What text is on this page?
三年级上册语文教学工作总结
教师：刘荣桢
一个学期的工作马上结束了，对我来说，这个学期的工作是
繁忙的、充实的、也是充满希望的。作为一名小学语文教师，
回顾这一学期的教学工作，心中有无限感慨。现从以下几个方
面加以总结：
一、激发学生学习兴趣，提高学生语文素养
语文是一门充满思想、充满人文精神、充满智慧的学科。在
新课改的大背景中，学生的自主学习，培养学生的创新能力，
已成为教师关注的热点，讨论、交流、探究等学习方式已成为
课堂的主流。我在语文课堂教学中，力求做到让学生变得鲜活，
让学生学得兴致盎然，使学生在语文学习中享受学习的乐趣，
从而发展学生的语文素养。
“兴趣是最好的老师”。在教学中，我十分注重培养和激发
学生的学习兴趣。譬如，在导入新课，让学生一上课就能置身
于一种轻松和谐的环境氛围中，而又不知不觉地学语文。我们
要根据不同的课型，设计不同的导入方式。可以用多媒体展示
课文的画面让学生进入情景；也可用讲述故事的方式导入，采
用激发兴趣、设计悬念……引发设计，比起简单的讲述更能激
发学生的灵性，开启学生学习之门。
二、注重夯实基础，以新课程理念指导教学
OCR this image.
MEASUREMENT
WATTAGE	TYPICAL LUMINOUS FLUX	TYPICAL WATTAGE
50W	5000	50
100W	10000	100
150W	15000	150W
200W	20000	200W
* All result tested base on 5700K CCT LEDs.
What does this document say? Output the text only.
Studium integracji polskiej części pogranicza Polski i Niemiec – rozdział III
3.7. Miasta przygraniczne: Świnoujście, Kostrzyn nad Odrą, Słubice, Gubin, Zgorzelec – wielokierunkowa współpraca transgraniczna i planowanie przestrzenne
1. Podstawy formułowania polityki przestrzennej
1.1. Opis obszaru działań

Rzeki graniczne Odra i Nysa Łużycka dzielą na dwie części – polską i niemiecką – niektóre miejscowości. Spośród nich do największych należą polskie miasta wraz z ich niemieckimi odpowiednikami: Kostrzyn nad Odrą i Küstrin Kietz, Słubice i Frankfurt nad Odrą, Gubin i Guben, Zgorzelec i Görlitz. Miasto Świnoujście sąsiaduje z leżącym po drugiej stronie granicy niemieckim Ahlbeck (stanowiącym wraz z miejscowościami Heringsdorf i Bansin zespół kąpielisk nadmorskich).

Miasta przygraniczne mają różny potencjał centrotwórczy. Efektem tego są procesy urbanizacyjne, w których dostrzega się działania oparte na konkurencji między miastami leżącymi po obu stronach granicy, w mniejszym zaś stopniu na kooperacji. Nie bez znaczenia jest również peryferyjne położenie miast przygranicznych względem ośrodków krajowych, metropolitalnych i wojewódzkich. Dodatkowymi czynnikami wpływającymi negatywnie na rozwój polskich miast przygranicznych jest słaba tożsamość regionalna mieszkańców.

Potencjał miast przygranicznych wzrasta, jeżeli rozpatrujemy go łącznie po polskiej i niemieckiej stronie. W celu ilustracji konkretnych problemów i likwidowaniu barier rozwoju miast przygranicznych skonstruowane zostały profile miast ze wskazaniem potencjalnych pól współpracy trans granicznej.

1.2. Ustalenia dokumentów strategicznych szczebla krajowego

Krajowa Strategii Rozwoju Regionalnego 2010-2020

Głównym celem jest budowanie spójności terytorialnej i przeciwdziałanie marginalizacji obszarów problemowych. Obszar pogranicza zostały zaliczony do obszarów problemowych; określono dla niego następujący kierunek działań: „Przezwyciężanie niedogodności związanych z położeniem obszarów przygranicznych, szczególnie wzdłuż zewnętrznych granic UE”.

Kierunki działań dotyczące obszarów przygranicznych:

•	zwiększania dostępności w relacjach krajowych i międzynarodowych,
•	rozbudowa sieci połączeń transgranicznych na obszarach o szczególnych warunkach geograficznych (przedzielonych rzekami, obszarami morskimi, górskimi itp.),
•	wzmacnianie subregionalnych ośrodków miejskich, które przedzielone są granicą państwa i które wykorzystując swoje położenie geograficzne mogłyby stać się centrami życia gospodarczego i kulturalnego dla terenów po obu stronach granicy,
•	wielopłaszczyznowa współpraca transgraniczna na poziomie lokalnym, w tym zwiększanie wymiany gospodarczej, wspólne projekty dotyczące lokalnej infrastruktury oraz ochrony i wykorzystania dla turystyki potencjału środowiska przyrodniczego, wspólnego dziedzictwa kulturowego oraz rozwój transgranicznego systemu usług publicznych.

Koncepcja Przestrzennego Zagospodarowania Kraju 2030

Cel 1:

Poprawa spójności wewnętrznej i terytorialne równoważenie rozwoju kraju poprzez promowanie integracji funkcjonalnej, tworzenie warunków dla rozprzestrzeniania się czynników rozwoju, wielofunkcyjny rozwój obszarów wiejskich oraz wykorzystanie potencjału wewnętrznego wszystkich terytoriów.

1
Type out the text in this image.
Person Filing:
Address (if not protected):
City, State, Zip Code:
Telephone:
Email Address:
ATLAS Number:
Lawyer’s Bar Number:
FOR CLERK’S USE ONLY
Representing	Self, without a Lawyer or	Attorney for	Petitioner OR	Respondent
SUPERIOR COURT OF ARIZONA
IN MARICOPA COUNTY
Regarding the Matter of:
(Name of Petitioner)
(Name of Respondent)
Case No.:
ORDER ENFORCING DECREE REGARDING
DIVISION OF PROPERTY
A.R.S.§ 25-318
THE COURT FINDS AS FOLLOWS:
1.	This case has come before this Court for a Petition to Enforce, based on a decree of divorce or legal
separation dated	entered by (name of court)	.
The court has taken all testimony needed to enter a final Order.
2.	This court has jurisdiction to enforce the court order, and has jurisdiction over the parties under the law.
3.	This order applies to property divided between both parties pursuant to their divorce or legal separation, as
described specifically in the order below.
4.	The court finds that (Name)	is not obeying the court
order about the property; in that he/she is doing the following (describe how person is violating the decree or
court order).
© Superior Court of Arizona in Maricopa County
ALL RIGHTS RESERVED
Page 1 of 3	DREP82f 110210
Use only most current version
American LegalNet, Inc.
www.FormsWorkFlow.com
────────────────────────────────────────
Goal:
Please reproduce the entire listing, exactly as shown.

Right answer:
What text is on this page?
三年级上册语文教学工作总结
教师：刘荣桢
一个学期的工作马上结束了，对我来说，这个学期的工作是
繁忙的、充实的、也是充满希望的。作为一名小学语文教师，
回顾这一学期的教学工作，心中有无限感慨。现从以下几个方
面加以总结：
一、激发学生学习兴趣，提高学生语文素养
语文是一门充满思想、充满人文精神、充满智慧的学科。在
新课改的大背景中，学生的自主学习，培养学生的创新能力，
已成为教师关注的热点，讨论、交流、探究等学习方式已成为
课堂的主流。我在语文课堂教学中，力求做到让学生变得鲜活，
让学生学得兴致盎然，使学生在语文学习中享受学习的乐趣，
从而发展学生的语文素养。
“兴趣是最好的老师”。在教学中，我十分注重培养和激发
学生的学习兴趣。譬如，在导入新课，让学生一上课就能置身
于一种轻松和谐的环境氛围中，而又不知不觉地学语文。我们
要根据不同的课型，设计不同的导入方式。可以用多媒体展示
课文的画面让学生进入情景；也可用讲述故事的方式导入，采
用激发兴趣、设计悬念……引发设计，比起简单的讲述更能激
发学生的灵性，开启学生学习之门。
二、注重夯实基础，以新课程理念指导教学
OCR this image.
MEASUREMENT
WATTAGE	TYPICAL LUMINOUS FLUX	TYPICAL WATTAGE
50W	5000	50
100W	10000	100
150W	15000	150W
200W	20000	200W
* All result tested base on 5700K CCT LEDs.
What does this document say? Output the text only.
Studium integracji polskiej części pogranicza Polski i Niemiec – rozdział III
3.7. Miasta przygraniczne: Świnoujście, Kostrzyn nad Odrą, Słubice, Gubin, Zgorzelec – wielokierunkowa współpraca transgraniczna i planowanie przestrzenne
1. Podstawy formułowania polityki przestrzennej
1.1. Opis obszaru działań

Rzeki graniczne Odra i Nysa Łużycka dzielą na dwie części – polską i niemiecką – niektóre miejscowości. Spośród nich do największych należą polskie miasta wraz z ich niemieckimi odpowiednikami: Kostrzyn nad Odrą i Küstrin Kietz, Słubice i Frankfurt nad Odrą, Gubin i Guben, Zgorzelec i Görlitz. Miasto Świnoujście sąsiaduje z leżącym po drugiej stronie granicy niemieckim Ahlbeck (stanowiącym wraz z miejscowościami Heringsdorf i Bansin zespół kąpielisk nadmorskich).

Miasta przygraniczne mają różny potencjał centrotwórczy. Efektem tego są procesy urbanizacyjne, w których dostrzega się działania oparte na konkurencji między miastami leżącymi po obu stronach granicy, w mniejszym zaś stopniu na kooperacji. Nie bez znaczenia jest również peryferyjne położenie miast przygranicznych względem ośrodków krajowych, metropolitalnych i wojewódzkich. Dodatkowymi czynnikami wpływającymi negatywnie na rozwój polskich miast przygranicznych jest słaba tożsamość regionalna mieszkańców.

Potencjał miast przygranicznych wzrasta, jeżeli rozpatrujemy go łącznie po polskiej i niemieckiej stronie. W celu ilustracji konkretnych problemów i likwidowaniu barier rozwoju miast przygranicznych skonstruowane zostały profile miast ze wskazaniem potencjalnych pól współpracy trans granicznej.

1.2. Ustalenia dokumentów strategicznych szczebla krajowego

Krajowa Strategii Rozwoju Regionalnego 2010-2020

Głównym celem jest budowanie spójności terytorialnej i przeciwdziałanie marginalizacji obszarów problemowych. Obszar pogranicza zostały zaliczony do obszarów problemowych; określono dla niego następujący kierunek działań: „Przezwyciężanie niedogodności związanych z położeniem obszarów przygranicznych, szczególnie wzdłuż zewnętrznych granic UE”.

Kierunki działań dotyczące obszarów przygranicznych:

•	zwiększania dostępności w relacjach krajowych i międzynarodowych,
•	rozbudowa sieci połączeń transgranicznych na obszarach o szczególnych warunkach geograficznych (przedzielonych rzekami, obszarami morskimi, górskimi itp.),
•	wzmacnianie subregionalnych ośrodków miejskich, które przedzielone są granicą państwa i które wykorzystując swoje położenie geograficzne mogłyby stać się centrami życia gospodarczego i kulturalnego dla terenów po obu stronach granicy,
•	wielopłaszczyznowa współpraca transgraniczna na poziomie lokalnym, w tym zwiększanie wymiany gospodarczej, wspólne projekty dotyczące lokalnej infrastruktury oraz ochrony i wykorzystania dla turystyki potencjału środowiska przyrodniczego, wspólnego dziedzictwa kulturowego oraz rozwój transgranicznego systemu usług publicznych.

Koncepcja Przestrzennego Zagospodarowania Kraju 2030

Cel 1:

Poprawa spójności wewnętrznej i terytorialne równoważenie rozwoju kraju poprzez promowanie integracji funkcjonalnej, tworzenie warunków dla rozprzestrzeniania się czynników rozwoju, wielofunkcyjny rozwój obszarów wiejskich oraz wykorzystanie potencjału wewnętrznego wszystkich terytoriów.

1
Type out the text in this image.
Person Filing:
Address (if not protected):
City, State, Zip Code:
Telephone:
Email Address:
ATLAS Number:
Lawyer’s Bar Number:
FOR CLERK’S USE ONLY
Representing	Self, without a Lawyer or	Attorney for	Petitioner OR	Respondent
SUPERIOR COURT OF ARIZONA
IN MARICOPA COUNTY
Regarding the Matter of:
(Name of Petitioner)
(Name of Respondent)
Case No.:
ORDER ENFORCING DECREE REGARDING
DIVISION OF PROPERTY
A.R.S.§ 25-318
THE COURT FINDS AS FOLLOWS:
1.	This case has come before this Court for a Petition to Enforce, based on a decree of divorce or legal
separation dated	entered by (name of court)	.
The court has taken all testimony needed to enter a final Order.
2.	This court has jurisdiction to enforce the court order, and has jurisdiction over the parties under the law.
3.	This order applies to property divided between both parties pursuant to their divorce or legal separation, as
described specifically in the order below.
4.	The court finds that (Name)	is not obeying the court
order about the property; in that he/she is doing the following (describe how person is violating the decree or
court order).
© Superior Court of Arizona in Maricopa County
ALL RIGHTS RESERVED
Page 1 of 3	DREP82f 110210
Use only most current version
American LegalNet, Inc.
www.FormsWorkFlow.com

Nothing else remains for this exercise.